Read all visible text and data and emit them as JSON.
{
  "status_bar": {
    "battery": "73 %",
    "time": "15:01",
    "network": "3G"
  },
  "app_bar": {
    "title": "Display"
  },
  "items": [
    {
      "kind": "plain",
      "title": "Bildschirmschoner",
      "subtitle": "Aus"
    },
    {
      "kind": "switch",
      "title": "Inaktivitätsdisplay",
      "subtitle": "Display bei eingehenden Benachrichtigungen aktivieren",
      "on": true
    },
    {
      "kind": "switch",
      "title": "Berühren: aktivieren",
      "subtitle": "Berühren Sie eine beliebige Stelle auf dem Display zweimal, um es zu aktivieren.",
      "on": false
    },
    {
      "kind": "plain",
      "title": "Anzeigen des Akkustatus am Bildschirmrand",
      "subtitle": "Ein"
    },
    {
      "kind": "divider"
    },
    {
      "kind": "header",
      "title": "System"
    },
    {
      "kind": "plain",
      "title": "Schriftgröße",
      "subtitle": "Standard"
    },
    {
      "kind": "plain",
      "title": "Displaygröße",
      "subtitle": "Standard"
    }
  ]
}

━━━━━━━━

Task details
Copy out all lines from the material above that contain the string "aktivieren".

Answer to the task
      "subtitle": "Display bei eingehenden Benachrichtigungen aktivieren",
      "title": "Berühren: aktivieren",
      "subtitle": "Berühren Sie eine beliebige Stelle auf dem Display zweimal, um es zu aktivieren.",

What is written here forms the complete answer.